DATASET EXCERPTS:
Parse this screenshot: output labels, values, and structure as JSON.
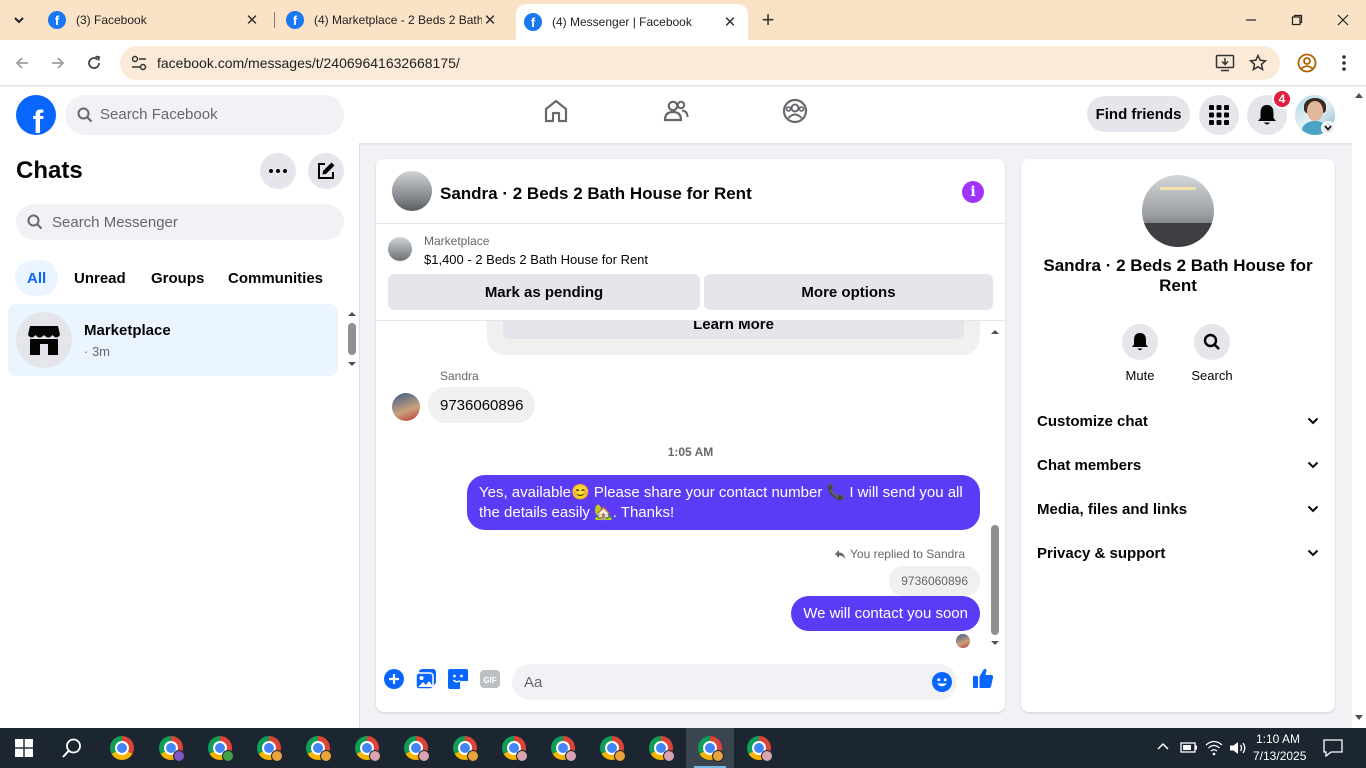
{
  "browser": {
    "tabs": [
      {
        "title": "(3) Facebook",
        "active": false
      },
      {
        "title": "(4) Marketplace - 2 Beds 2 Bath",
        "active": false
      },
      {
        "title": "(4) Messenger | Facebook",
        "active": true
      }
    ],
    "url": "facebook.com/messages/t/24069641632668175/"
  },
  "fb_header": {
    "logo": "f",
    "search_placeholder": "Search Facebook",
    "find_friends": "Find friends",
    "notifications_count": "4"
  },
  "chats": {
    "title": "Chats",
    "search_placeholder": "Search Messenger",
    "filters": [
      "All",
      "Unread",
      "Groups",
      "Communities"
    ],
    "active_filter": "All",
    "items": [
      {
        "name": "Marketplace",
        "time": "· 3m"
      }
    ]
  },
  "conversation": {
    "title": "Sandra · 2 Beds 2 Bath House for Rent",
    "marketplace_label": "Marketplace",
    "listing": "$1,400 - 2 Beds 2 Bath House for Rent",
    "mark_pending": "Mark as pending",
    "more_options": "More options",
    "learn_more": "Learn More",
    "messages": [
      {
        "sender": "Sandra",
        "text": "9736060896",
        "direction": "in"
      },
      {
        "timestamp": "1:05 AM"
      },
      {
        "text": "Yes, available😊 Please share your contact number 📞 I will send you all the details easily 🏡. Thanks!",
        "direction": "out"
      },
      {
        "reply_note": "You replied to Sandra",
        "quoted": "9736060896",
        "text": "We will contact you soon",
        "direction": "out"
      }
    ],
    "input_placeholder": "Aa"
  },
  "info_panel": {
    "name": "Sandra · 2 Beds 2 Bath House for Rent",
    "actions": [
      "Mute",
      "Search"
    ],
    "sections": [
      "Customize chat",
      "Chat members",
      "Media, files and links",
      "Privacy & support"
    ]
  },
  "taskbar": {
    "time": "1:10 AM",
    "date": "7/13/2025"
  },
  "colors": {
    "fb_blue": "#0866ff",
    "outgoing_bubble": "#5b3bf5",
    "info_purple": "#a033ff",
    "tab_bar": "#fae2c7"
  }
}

REQUIRED WORK: Give only the number of lines in the entries above that hold the string "contact".

TASK SOLUTION: 2